The problem:
Each entry that follows must be output without any deviation.

Data records:
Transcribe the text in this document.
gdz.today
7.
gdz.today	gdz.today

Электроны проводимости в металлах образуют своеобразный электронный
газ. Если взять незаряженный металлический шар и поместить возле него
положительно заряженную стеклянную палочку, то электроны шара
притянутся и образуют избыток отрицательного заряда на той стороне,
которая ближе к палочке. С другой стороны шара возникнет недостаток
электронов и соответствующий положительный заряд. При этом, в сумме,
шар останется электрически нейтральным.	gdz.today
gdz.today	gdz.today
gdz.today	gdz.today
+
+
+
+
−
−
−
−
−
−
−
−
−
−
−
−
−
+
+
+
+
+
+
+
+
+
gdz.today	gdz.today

Full answer:
Transcribe the text in this document.
gdz.today
7.
gdz.today	gdz.today

Электроны проводимости в металлах образуют своеобразный электронный
газ. Если взять незаряженный металлический шар и поместить возле него
положительно заряженную стеклянную палочку, то электроны шара
притянутся и образуют избыток отрицательного заряда на той стороне,
которая ближе к палочке. С другой стороны шара возникнет недостаток
электронов и соответствующий положительный заряд. При этом, в сумме,
шар останется электрически нейтральным.	gdz.today
gdz.today	gdz.today
gdz.today	gdz.today
+
+
+
+
−
−
−
−
−
−
−
−
−
−
−
−
−
+
+
+
+
+
+
+
+
+
gdz.today	gdz.today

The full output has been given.